*Given problem:* Below are some entries. Copy each line that holds the string "name".

---- Material for the task

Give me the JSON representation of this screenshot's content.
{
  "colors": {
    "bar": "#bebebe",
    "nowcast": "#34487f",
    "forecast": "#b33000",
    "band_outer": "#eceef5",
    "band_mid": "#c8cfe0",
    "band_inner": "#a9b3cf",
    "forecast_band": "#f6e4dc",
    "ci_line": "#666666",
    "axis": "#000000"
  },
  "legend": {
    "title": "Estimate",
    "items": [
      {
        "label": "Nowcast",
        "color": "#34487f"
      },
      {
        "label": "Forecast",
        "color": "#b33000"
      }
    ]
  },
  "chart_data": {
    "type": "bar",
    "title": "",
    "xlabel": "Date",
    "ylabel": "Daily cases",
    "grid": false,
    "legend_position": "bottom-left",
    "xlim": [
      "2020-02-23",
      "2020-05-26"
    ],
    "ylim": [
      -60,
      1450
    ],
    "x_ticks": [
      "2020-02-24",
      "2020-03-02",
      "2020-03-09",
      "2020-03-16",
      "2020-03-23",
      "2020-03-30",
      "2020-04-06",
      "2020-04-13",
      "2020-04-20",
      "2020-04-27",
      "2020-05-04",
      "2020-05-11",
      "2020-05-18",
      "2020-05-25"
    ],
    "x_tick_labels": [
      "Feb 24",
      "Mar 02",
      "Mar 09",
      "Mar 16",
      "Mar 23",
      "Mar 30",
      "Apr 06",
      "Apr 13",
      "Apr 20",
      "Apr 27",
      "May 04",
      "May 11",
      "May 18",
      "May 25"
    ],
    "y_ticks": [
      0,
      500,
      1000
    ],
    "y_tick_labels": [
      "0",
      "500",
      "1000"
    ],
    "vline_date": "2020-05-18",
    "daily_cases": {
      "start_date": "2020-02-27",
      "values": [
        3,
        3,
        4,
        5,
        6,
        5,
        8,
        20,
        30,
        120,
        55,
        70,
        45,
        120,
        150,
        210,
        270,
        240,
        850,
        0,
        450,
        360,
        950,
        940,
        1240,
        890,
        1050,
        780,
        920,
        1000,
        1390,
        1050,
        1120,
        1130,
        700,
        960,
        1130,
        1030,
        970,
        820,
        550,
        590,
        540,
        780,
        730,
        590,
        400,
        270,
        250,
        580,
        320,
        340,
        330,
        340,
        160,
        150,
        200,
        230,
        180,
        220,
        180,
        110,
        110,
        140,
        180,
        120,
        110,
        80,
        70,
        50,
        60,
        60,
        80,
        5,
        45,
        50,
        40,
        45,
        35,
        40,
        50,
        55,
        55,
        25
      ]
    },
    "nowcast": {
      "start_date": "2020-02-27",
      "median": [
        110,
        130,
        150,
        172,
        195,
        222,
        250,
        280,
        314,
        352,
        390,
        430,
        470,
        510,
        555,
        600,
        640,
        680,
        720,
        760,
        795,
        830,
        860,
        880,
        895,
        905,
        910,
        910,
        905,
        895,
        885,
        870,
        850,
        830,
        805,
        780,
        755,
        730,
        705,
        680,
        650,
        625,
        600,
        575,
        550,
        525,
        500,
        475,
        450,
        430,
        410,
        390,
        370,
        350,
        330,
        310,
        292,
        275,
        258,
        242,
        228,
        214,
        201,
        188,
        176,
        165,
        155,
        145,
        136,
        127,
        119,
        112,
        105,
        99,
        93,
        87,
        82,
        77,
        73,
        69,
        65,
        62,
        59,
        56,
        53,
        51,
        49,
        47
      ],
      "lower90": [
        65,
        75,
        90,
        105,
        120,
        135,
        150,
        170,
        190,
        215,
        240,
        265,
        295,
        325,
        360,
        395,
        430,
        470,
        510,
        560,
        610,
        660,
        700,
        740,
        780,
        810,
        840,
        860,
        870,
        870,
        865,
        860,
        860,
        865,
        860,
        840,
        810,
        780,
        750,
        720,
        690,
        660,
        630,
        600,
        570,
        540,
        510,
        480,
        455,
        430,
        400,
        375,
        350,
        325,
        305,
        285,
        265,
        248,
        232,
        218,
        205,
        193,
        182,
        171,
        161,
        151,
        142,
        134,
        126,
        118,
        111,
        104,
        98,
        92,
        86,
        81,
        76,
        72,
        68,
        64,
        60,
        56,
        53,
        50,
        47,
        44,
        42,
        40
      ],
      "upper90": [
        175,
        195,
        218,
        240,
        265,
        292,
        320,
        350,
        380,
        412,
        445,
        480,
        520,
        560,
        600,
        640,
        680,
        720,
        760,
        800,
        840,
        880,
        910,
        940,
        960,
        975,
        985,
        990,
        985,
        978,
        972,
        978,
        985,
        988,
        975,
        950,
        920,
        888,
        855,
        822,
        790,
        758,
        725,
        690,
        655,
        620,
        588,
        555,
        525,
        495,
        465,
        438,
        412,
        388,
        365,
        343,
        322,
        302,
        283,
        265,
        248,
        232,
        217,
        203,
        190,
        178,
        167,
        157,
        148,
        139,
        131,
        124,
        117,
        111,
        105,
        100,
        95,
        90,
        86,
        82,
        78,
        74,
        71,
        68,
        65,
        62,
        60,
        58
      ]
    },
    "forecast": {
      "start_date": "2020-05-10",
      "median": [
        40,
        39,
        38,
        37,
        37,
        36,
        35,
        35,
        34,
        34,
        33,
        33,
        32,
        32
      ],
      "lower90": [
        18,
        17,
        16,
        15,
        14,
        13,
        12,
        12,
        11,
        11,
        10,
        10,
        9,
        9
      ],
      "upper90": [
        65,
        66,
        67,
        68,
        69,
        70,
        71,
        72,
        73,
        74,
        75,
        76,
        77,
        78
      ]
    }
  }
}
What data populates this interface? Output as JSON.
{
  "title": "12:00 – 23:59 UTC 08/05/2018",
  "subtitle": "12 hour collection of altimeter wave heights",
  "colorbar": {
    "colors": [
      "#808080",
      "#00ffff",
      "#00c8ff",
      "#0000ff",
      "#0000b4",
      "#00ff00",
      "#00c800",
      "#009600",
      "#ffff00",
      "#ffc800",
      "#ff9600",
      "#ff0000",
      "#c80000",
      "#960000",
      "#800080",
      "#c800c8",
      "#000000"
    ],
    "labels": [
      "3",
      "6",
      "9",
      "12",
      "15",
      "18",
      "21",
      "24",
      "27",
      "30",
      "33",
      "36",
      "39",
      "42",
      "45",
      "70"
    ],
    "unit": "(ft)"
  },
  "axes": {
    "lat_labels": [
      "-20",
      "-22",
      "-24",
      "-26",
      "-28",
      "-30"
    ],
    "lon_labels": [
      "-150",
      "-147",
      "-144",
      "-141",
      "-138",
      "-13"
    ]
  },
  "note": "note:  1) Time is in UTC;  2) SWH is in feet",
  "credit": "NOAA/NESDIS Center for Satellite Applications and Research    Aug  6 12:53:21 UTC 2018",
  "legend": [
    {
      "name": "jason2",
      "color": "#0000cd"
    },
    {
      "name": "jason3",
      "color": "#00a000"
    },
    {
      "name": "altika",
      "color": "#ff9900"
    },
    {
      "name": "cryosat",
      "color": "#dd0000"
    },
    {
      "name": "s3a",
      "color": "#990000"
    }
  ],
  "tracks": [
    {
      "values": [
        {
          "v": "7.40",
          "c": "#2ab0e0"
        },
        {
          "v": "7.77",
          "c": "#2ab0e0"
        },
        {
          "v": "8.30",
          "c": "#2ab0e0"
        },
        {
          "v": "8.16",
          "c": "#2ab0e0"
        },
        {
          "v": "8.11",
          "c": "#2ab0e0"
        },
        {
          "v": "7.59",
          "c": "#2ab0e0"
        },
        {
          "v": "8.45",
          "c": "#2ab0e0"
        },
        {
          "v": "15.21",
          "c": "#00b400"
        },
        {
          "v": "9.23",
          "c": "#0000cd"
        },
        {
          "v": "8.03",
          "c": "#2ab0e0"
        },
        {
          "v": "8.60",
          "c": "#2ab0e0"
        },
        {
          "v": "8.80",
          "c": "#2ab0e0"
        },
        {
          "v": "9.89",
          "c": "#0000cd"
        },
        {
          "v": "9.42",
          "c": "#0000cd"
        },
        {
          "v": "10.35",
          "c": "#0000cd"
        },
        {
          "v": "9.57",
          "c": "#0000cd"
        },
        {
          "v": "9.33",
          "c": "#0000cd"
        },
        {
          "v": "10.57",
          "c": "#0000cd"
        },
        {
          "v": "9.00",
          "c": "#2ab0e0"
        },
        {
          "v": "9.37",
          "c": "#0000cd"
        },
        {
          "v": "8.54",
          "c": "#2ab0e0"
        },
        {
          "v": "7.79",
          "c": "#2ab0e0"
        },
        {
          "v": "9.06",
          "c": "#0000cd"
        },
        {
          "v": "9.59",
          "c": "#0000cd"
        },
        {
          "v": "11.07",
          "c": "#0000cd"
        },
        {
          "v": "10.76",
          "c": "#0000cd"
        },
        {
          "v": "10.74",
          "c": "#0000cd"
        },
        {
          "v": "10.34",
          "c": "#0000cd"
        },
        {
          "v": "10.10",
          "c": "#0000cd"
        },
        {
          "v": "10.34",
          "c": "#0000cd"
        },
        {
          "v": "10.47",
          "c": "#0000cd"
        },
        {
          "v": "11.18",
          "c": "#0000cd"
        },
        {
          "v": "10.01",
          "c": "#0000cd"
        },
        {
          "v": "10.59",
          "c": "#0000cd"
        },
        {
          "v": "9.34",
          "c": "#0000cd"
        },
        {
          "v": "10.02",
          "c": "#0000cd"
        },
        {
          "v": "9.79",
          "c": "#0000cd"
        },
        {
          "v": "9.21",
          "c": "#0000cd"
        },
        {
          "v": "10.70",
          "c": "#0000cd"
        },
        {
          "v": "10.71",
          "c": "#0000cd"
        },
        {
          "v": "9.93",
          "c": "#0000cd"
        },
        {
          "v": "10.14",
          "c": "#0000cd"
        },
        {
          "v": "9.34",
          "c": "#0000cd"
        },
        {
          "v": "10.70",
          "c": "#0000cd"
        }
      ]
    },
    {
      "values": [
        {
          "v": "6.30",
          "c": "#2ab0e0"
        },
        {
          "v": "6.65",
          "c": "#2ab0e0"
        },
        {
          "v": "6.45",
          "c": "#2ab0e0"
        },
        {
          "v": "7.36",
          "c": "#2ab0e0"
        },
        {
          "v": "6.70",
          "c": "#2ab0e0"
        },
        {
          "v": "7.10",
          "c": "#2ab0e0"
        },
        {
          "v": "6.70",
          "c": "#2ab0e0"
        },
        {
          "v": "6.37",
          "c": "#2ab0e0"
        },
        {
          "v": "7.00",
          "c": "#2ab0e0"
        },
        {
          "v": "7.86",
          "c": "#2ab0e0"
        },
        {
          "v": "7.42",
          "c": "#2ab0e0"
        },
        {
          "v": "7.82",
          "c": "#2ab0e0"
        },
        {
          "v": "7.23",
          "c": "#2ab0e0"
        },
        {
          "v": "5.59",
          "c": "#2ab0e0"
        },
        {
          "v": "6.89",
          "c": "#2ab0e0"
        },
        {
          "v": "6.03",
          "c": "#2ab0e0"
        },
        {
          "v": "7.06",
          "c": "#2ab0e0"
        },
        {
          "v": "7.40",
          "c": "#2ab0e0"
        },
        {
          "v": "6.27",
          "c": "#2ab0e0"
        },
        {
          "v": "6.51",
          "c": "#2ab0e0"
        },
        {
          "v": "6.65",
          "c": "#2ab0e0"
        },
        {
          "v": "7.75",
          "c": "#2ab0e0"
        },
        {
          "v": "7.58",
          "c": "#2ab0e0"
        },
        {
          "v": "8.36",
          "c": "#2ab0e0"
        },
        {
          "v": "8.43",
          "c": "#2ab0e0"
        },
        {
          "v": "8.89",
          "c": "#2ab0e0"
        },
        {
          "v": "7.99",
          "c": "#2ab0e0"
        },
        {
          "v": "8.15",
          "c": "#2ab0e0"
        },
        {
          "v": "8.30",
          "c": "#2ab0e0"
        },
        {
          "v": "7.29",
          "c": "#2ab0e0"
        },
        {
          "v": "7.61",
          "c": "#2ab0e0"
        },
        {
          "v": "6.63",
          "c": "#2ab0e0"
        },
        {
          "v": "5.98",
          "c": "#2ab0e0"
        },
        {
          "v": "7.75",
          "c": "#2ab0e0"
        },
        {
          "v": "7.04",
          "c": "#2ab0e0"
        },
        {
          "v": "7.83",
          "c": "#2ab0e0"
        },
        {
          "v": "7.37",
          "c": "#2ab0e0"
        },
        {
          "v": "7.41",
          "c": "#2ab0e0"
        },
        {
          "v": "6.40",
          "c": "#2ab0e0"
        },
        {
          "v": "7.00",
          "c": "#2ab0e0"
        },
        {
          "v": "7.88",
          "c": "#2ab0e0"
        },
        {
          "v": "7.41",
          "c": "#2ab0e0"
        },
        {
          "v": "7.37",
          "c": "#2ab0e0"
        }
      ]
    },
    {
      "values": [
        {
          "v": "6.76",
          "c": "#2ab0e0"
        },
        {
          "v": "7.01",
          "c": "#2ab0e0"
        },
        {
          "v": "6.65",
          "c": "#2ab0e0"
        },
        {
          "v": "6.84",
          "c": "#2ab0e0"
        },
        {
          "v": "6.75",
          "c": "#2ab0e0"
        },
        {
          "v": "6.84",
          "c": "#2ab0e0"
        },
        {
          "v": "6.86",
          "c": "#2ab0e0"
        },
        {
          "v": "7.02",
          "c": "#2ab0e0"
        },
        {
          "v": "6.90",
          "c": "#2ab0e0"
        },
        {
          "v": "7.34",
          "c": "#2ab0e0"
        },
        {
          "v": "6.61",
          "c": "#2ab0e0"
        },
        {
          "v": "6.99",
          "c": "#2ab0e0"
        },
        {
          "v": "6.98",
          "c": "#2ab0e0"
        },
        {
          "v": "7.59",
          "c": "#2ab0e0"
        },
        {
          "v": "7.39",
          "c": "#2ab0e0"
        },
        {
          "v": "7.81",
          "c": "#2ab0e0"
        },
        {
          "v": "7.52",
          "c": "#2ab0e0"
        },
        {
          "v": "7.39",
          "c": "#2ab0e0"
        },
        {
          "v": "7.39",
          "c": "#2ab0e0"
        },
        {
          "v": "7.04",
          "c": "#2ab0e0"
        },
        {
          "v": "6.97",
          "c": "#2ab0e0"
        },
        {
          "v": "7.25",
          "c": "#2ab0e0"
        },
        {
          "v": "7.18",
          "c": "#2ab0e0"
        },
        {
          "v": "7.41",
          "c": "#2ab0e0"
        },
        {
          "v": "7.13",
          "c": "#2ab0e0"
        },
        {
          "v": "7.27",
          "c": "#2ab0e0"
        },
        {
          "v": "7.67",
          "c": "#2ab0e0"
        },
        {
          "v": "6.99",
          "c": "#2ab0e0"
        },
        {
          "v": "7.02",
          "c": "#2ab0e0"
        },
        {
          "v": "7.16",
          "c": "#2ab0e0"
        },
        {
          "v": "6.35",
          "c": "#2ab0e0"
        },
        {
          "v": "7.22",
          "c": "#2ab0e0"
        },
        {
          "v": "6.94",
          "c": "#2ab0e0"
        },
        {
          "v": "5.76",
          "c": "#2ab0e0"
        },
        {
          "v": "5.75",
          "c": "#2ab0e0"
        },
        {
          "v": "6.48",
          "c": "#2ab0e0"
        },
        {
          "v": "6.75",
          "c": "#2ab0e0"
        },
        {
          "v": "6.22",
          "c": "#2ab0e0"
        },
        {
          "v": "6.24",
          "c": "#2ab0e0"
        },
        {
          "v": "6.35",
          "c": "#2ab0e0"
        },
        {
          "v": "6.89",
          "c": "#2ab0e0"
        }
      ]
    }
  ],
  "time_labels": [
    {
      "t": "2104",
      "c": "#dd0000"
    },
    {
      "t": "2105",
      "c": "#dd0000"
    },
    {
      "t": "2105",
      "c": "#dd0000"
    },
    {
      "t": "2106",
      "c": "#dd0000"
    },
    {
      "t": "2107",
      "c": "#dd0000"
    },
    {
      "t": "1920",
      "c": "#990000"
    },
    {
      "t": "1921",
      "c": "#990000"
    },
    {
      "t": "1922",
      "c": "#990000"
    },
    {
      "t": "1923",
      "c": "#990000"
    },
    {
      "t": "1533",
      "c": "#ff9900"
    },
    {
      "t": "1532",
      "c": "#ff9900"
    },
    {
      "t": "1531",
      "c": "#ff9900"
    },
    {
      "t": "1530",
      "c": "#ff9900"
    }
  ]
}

--------

*Response for this exercise:*
      "name": "jason2",
      "name": "jason3",
      "name": "altika",
      "name": "cryosat",
      "name": "s3a",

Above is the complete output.